    There's much more to successful project management than there appears, particularly when the PM is also managing the relationship with an external client. It's the PM's job to make the client happy and (usually) deliver a profit. In a software context, this normally means delivering some software that works (see the Properly Testing Your Code thread).

    As a technical person, skills that you will need to gain in order to be a successful PM will include

    • Understanding the business context and business drivers
    • Managing client relationships (even for internal clients)
    • Estimating and planning skills
    • Tracking progress against plan - and taking appropriate action (pay attention to this one!)
    • An understanding of what timescales are realistic. For example, is it realistic to estimate design:code:test in the ratio 3:2:1? (answer: no).
    • Understand that you need to make it possible for the client to change their mind half-way through
    • Delegation skills (you can't do it all yourself, you know!) and motivational skills (i.e. understand the kinds of things you can / can't ask of people).
    • Risk analysis/mitigation
    • Personal organisation and time management
    • (In some shops) Project accounting skills
    Also, don't underestimate how much work this is. If you are team leading (i.e. working for a PM) then you can expect to lead a team of up to 8 and have the interaction with those staff and the PM take up 100% of your time (i.e. no time left for coding anything yourself). If you are a PM, you won't be able to directly supervise that many staff, because you have the added responsibility of steering the ship. Techies-turned-PMs are frequently tempted to take on the odd technical task - but resign yourself to the fact that you will have to delegate it to one of your staff in order for it to get done on time.

| DATA SECTION |
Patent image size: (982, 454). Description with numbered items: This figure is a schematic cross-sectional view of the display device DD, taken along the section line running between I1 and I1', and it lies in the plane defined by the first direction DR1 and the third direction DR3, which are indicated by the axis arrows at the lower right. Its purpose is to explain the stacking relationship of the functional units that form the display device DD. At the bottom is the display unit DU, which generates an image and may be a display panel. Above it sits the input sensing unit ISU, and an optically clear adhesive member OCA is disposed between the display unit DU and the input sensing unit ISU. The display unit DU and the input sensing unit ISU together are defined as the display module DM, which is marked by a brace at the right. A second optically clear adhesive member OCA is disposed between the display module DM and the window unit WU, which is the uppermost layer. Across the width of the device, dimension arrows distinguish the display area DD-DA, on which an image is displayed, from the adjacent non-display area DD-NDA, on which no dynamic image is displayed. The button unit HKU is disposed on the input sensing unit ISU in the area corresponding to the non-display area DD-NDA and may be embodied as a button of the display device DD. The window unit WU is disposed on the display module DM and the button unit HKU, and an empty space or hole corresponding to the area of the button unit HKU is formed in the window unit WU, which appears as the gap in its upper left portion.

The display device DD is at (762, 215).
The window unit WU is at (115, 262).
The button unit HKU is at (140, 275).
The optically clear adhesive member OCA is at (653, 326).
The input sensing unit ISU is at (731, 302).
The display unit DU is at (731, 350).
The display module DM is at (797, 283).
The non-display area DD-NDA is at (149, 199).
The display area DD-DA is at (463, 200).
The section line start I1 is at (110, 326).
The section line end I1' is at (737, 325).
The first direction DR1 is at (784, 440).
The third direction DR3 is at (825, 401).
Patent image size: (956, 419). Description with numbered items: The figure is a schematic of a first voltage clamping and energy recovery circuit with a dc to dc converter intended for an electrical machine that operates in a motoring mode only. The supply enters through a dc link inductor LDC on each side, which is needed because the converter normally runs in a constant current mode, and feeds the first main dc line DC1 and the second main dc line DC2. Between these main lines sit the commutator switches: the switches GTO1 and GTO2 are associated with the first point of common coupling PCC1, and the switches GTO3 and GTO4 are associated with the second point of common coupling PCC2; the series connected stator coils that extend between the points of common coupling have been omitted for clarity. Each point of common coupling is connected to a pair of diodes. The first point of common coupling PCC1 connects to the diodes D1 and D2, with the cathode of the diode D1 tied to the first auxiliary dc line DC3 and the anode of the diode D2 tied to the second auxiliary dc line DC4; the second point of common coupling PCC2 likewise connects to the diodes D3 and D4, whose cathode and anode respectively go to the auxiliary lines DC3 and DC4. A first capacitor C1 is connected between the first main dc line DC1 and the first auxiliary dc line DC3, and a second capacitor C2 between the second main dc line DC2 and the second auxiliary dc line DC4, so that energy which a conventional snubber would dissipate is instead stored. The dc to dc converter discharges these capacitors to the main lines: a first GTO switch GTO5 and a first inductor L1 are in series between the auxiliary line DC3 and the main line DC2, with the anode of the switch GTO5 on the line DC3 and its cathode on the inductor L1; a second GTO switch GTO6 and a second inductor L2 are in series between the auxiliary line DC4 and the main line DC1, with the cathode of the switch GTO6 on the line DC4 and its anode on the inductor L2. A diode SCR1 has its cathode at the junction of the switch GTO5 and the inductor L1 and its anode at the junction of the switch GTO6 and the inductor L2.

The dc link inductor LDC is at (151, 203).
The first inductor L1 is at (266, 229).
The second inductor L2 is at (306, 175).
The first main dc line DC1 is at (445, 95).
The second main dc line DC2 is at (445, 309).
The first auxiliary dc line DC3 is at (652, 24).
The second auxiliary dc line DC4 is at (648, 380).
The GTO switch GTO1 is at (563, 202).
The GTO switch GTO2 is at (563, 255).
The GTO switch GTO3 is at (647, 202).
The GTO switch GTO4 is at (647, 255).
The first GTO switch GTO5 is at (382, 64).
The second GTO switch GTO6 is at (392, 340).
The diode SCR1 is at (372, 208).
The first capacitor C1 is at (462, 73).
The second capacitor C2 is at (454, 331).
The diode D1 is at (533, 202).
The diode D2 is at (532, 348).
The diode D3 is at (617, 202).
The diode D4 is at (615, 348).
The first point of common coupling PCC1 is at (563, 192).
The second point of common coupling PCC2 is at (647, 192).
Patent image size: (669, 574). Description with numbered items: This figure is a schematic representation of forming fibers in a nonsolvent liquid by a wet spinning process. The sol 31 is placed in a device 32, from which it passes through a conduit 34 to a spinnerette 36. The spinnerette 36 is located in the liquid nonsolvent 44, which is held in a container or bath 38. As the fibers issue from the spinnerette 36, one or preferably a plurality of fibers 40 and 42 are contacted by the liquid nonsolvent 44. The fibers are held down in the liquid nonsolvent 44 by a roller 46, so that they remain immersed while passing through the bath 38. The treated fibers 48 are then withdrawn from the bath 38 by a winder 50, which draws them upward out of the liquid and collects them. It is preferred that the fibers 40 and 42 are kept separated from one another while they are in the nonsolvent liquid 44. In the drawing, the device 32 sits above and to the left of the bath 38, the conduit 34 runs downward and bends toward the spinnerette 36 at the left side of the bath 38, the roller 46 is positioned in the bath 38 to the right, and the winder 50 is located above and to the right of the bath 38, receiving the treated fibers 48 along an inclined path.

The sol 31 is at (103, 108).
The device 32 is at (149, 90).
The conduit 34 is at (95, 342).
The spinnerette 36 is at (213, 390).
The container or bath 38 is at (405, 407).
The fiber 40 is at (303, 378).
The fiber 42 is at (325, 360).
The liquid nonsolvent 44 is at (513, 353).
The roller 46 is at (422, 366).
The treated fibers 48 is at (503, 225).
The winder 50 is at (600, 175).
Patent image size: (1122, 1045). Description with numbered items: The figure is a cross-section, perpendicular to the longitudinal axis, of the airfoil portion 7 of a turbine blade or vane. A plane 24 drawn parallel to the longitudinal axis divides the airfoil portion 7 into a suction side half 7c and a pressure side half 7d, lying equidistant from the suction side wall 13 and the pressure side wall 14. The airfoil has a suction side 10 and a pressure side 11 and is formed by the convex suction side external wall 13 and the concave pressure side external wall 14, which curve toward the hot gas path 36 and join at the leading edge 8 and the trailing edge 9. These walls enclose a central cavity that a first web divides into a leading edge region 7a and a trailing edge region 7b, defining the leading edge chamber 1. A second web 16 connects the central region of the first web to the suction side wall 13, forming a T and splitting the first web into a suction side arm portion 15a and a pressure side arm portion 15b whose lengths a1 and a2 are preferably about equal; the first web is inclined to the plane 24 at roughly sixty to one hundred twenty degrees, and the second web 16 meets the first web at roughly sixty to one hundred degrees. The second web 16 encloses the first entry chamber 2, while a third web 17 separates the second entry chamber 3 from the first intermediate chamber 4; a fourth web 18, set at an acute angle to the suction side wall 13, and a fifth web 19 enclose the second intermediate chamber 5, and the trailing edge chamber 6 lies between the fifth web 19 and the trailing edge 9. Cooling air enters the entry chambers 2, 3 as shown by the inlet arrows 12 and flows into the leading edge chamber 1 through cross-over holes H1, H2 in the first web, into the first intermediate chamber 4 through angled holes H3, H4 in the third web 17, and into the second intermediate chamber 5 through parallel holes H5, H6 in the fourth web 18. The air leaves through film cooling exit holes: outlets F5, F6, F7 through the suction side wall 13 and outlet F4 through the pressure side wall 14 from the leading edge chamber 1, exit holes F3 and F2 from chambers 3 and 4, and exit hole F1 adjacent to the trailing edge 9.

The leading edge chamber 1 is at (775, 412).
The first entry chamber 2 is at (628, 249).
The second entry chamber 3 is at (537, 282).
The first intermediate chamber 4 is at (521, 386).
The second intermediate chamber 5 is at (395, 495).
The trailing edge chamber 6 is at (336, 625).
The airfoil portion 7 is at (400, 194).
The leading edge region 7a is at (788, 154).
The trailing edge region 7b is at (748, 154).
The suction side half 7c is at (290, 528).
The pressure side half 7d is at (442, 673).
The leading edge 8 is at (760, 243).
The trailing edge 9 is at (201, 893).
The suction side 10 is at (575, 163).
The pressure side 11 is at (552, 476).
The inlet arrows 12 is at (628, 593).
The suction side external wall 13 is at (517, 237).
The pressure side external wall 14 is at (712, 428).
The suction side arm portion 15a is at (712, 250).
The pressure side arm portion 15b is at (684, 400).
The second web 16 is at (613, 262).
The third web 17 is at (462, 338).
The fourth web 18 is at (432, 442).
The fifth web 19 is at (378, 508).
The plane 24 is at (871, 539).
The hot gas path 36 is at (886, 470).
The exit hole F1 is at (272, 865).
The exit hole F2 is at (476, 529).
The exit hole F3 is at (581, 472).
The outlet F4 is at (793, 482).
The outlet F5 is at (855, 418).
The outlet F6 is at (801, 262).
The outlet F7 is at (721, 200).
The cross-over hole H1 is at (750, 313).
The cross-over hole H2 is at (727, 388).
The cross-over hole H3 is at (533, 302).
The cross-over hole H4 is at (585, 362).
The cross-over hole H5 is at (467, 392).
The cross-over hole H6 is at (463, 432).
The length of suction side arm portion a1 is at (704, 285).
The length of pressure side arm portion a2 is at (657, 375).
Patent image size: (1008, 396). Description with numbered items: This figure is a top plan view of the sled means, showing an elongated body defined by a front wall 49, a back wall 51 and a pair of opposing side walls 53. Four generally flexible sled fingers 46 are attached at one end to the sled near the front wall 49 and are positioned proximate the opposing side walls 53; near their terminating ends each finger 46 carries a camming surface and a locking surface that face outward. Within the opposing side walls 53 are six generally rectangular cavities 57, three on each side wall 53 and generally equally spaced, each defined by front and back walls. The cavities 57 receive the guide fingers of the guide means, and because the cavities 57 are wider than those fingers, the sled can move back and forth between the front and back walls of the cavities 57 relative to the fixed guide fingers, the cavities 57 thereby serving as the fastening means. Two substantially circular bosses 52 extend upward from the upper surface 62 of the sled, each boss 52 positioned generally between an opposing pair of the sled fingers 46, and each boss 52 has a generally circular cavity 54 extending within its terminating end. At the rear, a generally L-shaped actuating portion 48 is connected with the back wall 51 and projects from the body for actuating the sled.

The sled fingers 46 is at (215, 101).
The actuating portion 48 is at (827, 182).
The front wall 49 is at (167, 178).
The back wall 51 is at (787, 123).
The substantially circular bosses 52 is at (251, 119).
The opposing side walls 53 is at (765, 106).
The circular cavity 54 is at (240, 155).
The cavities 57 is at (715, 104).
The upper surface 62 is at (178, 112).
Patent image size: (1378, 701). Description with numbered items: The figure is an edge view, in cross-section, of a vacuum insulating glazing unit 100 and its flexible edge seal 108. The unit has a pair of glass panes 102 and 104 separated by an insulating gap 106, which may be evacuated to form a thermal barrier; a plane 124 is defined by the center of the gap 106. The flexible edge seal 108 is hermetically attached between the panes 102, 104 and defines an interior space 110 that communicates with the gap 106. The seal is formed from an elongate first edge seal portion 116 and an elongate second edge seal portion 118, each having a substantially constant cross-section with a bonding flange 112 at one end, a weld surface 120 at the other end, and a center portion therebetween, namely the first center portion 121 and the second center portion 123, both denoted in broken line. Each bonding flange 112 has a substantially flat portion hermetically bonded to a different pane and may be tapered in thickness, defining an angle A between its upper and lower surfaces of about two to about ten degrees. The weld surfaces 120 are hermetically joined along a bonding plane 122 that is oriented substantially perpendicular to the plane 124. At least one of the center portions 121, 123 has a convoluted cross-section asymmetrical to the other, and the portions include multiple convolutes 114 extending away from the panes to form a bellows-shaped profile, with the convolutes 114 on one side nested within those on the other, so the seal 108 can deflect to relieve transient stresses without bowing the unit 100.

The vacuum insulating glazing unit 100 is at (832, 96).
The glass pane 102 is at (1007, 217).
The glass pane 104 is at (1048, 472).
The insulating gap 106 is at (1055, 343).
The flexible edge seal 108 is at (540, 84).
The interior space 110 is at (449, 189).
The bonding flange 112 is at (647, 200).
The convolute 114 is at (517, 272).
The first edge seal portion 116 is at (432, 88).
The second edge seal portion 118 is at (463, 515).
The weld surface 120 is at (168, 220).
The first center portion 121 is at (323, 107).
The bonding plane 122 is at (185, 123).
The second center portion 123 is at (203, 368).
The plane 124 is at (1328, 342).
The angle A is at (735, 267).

| EXPLORE THE MATERIAL |
- A) According to the project management passage, how large a team can a team leader expect to lead?
- B) State whether each statement agrees with the project management passage, and quote the exact words that decide it: (i) Making the client happy is part of the PM's job. (ii) Estimating design:code:test in the ratio 3:2:1 is realistic. (iii) A team leader working for a PM still has time to write code.
- C) Retype the part of the project management passage starting with "As a technical" and going on through "ask of people).".
The records come from a separate source, not from the project management passage.

| TASK ANSWERS |
- A) Up to 8 people.

- B)
(i) Yes: "It's the PM's job to make the client happy"
(ii) No: "is it realistic to estimate design:code:test in the ratio 3:2:1? (answer: no)."
(iii) No: "no time left for coding anything yourself"

- C)
As a technical person, skills that you will need to gain in order to be a successful PM will include

    • Understanding the business context and business drivers
    • Managing client relationships (even for internal clients)
    • Estimating and planning skills
    • Tracking progress against plan - and taking appropriate action (pay attention to this one!)
    • An understanding of what timescales are realistic. For example, is it realistic to estimate design:code:test in the ratio 3:2:1? (answer: no).
    • Understand that you need to make it possible for the client to change their mind half-way through
    • Delegation skills (you can't do it all yourself, you know!) and motivational skills (i.e. understand the kinds of things you can / can't ask of people).